→ TRECHO PARA LEITURA
--------------------------------

I - conceder proteção e benefícios especiais temporários para desenvolver atividades consideradas estratégicas para a defesa nacional ou imprescindíveis ao desenvolvimento do País;

II - estabelecer, sempre que considerar um setor imprescindível ao desenvolvimento tecnológico nacional, entre outras condições e requisitos:

a) a exigência de que o controle referido no inciso II do "caput" se estenda às atividades tecnológicas da empresa, assim entendido o exercício, de fato e de direito, do poder decisório para desenvolver ou absorver tecnologia;

b) percentuais de participação, no capital, de pessoas físicas domiciliadas e residentes no País ou entidades de direito público interno.

§ 2º - Na aquisição de bens e serviços, o Poder Público dará tratamento preferencial, nos termos da lei, à empresa brasileira de capital nacional." (Grifei.)

--------------------------------

→ Linhas extraídas
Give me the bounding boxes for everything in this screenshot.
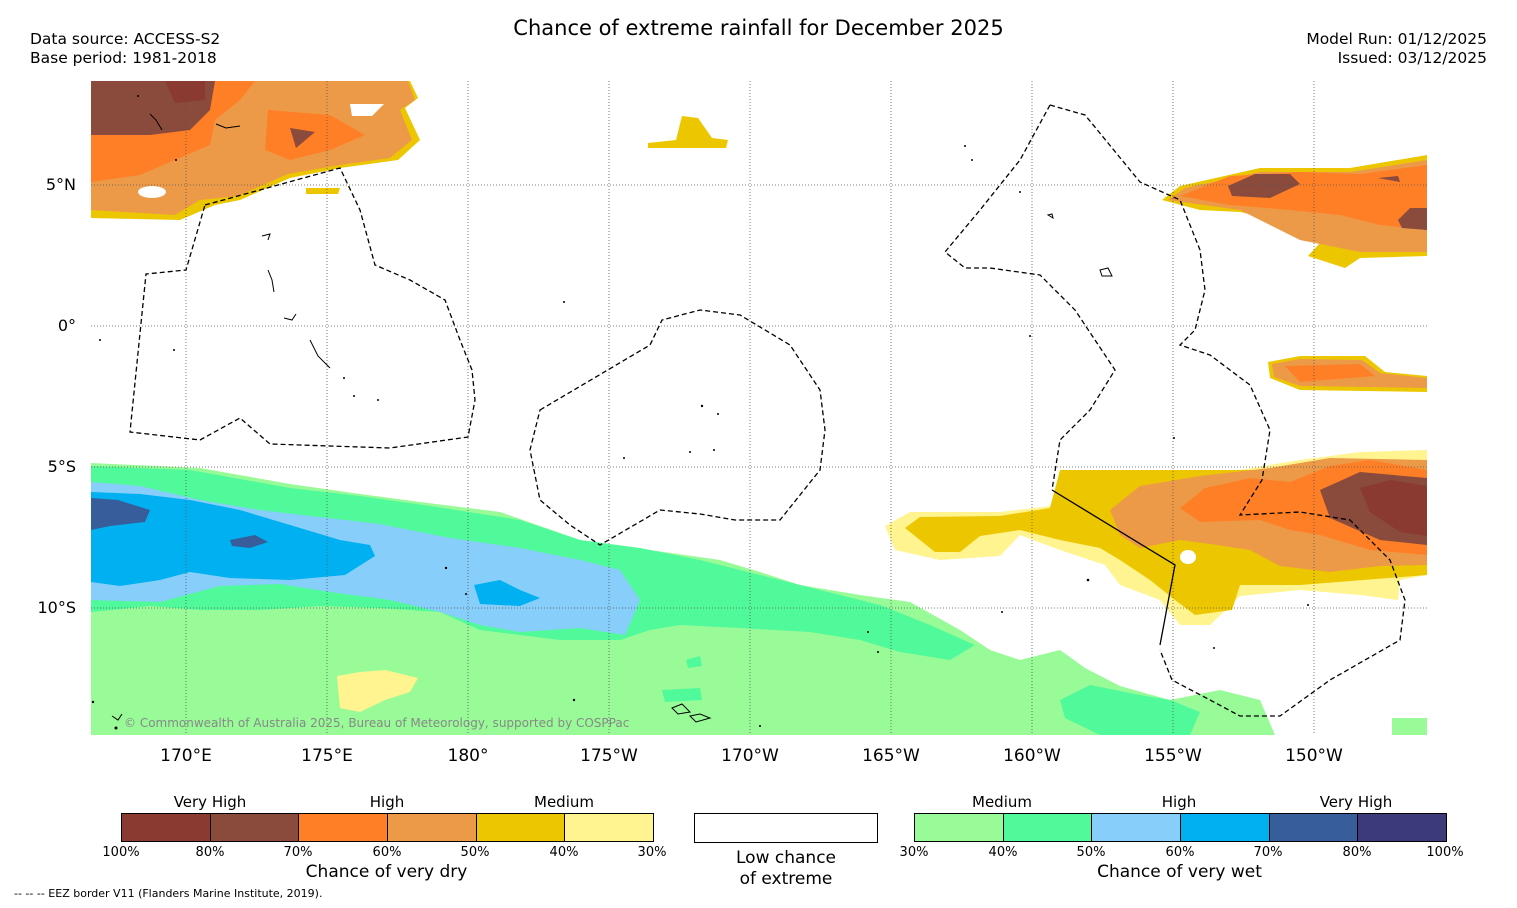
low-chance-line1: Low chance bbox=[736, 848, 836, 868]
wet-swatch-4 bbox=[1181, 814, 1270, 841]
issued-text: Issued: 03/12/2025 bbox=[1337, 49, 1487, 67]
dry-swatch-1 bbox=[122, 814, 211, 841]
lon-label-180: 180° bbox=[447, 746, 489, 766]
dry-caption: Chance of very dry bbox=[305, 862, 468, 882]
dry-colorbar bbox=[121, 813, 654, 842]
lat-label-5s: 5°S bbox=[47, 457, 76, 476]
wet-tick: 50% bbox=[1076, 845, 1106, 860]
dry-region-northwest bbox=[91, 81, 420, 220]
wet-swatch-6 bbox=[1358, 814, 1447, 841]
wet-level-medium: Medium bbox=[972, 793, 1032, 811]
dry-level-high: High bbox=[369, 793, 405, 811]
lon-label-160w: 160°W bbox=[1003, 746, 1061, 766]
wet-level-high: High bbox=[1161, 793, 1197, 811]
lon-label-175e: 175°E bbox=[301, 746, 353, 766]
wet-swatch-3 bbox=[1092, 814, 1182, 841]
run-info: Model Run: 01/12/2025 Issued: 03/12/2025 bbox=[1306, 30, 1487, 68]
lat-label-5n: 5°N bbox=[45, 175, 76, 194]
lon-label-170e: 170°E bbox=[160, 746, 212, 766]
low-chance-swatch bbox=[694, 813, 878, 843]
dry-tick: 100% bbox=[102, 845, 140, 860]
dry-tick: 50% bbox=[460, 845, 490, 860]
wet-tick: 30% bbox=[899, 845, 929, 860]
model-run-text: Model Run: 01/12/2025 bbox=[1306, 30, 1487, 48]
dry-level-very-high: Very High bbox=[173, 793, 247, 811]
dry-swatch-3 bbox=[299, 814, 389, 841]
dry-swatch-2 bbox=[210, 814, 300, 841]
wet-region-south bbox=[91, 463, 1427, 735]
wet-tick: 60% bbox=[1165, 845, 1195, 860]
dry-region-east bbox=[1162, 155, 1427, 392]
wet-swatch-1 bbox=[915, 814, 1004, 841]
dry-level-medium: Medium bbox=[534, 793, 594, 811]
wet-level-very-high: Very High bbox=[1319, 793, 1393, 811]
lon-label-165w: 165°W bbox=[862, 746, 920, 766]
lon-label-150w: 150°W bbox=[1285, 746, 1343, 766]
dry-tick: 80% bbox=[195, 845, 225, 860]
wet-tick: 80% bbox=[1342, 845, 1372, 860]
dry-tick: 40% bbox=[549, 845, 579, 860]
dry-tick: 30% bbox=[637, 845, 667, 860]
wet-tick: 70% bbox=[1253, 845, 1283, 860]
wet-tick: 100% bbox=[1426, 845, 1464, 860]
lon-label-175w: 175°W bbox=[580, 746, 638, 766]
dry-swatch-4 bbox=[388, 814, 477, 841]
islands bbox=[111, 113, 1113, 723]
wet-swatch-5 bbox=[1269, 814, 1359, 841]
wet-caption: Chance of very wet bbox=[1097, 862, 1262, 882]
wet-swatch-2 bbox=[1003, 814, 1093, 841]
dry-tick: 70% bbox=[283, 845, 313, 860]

--------------------------------

→ TAREFAS A REALIZAR
1. Segundo o trecho para leitura, a quem o Poder Público dará tratamento preferencial na aquisição de bens e serviços?
2. Reproduza palavra por palavra a parte do trecho para leitura que começa em "II - estabelecer, sempre" e vai até "direito público interno.".

→ RESPOSTAS POR TAREFA
1. À empresa brasileira de capital nacional.

2.
II - estabelecer, sempre que considerar um setor imprescindível ao desenvolvimento tecnológico nacional, entre outras condições e requisitos:

a) a exigência de que o controle referido no inciso II do "caput" se estenda às atividades tecnológicas da empresa, assim entendido o exercício, de fato e de direito, do poder decisório para desenvolver ou absorver tecnologia;

b) percentuais de participação, no capital, de pessoas físicas domiciliadas e residentes no País ou entidades de direito público interno.